→ **GIVEN TASK**
Filter the data below for the string "Attachments" and copy each matching line.

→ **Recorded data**
— begin —

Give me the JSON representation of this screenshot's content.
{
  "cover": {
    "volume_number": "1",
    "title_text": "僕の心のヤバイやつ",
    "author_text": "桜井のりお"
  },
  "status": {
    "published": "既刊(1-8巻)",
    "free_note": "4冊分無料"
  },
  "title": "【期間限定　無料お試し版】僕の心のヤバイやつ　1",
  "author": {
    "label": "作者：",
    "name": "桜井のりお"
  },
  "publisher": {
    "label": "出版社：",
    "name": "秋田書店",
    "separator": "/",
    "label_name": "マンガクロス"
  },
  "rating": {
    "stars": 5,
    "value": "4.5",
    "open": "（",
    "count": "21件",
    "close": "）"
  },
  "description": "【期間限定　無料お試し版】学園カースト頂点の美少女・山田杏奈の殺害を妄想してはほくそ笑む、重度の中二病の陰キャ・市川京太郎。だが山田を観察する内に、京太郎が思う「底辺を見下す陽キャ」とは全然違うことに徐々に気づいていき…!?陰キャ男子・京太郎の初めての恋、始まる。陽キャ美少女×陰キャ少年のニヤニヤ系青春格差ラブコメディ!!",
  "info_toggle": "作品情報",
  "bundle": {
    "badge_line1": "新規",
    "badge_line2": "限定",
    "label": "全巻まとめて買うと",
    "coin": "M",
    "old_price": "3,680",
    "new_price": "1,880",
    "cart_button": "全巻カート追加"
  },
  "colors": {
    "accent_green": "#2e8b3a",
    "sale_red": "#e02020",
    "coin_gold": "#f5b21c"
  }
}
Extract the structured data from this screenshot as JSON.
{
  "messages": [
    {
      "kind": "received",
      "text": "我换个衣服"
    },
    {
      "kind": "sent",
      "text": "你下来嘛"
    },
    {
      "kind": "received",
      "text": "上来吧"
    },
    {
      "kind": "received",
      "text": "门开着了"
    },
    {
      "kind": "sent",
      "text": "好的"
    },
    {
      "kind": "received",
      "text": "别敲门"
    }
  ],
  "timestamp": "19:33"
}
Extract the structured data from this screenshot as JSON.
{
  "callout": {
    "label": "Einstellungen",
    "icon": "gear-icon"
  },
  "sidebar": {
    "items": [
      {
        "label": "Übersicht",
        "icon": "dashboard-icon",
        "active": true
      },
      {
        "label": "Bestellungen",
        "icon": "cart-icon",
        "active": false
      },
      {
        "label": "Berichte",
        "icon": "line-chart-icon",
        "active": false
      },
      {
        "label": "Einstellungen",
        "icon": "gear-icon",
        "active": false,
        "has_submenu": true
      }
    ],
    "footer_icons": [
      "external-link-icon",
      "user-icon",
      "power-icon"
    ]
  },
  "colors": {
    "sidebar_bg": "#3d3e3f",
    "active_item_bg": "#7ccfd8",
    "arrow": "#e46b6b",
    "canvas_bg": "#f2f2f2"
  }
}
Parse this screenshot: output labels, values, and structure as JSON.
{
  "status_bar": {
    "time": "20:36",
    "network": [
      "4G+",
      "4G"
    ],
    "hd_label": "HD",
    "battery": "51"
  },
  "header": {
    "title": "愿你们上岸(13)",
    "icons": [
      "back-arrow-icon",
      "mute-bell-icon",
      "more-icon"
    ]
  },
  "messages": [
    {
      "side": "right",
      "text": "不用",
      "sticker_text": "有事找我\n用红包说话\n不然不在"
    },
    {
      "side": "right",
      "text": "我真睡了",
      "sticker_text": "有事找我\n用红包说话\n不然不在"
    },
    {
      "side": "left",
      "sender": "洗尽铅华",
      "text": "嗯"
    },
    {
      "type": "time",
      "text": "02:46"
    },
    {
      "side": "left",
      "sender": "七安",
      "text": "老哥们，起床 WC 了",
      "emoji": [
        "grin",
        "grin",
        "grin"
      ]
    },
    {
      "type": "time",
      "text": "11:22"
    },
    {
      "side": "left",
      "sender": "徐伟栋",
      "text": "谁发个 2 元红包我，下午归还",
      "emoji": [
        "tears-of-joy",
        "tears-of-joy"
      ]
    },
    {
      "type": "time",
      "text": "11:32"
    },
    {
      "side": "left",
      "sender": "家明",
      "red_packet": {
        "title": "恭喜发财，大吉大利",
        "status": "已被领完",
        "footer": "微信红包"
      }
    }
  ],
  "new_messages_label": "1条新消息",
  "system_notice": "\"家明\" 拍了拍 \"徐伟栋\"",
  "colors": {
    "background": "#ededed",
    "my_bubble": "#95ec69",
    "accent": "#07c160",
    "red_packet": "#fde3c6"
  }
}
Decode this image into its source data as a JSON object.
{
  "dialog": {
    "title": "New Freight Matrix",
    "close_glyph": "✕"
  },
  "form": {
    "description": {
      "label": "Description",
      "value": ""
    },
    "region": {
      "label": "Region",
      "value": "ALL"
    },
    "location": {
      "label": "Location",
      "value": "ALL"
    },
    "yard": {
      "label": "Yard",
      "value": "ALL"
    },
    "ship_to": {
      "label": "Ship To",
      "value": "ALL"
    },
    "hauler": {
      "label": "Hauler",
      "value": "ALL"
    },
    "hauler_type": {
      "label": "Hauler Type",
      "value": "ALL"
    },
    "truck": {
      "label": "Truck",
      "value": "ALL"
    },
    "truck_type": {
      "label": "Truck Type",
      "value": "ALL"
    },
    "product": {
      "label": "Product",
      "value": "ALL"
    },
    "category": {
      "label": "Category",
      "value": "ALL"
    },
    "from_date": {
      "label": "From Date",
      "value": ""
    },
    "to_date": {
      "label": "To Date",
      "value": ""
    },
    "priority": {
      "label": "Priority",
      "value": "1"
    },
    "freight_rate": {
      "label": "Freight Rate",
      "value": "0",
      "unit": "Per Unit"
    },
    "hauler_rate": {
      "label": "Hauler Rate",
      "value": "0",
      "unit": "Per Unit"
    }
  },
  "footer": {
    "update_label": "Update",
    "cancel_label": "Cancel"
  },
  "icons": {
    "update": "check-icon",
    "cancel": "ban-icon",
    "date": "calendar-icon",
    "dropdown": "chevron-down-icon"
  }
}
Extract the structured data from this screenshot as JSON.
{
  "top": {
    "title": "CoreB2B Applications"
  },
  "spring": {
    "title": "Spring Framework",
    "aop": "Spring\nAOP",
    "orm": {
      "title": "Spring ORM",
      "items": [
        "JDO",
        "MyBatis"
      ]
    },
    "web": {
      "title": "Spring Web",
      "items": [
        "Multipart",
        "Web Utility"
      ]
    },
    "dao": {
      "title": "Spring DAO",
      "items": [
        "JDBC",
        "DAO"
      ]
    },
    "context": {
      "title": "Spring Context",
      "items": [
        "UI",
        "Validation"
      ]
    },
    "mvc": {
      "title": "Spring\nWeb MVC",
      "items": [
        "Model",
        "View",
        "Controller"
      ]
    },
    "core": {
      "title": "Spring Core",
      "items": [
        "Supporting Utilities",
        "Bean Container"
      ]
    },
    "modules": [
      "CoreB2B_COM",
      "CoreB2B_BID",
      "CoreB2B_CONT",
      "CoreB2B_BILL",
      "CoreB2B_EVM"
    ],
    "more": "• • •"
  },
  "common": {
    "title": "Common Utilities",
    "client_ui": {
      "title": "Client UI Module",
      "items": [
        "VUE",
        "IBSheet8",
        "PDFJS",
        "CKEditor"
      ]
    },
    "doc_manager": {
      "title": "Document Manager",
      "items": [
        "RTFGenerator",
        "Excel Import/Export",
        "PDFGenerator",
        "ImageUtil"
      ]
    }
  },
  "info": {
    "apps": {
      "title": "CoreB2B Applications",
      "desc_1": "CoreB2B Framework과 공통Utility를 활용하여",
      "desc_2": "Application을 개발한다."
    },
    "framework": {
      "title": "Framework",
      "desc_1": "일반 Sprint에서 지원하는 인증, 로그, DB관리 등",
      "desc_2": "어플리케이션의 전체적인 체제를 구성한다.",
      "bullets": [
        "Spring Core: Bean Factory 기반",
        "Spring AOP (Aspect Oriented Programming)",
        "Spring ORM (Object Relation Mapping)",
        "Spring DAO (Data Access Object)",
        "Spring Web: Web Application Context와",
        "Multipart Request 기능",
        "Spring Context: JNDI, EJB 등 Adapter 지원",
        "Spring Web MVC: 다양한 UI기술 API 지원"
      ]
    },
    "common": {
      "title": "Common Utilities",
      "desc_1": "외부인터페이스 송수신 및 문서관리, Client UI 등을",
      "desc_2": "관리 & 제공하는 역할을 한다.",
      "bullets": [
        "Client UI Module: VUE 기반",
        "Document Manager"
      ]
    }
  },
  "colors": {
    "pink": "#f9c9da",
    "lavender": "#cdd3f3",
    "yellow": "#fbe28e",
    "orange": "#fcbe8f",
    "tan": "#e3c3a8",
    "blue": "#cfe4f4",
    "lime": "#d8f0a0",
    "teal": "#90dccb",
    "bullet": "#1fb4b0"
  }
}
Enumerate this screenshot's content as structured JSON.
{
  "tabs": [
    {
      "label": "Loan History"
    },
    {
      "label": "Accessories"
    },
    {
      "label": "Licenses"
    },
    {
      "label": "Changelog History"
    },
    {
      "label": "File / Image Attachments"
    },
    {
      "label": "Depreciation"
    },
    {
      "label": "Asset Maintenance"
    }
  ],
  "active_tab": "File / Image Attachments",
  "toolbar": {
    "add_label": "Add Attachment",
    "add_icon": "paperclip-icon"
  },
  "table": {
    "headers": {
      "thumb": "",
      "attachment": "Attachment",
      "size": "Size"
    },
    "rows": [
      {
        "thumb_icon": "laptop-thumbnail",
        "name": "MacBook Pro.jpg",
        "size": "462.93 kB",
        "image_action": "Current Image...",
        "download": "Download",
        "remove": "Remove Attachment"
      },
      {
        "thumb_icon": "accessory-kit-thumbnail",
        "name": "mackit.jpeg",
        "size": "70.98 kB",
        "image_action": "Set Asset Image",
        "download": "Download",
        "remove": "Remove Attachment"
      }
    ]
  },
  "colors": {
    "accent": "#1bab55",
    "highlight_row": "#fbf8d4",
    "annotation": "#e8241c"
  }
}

— end —

→ **WRITTEN ANSWER**
      "label": "File / Image Attachments"
  "active_tab": "File / Image Attachments",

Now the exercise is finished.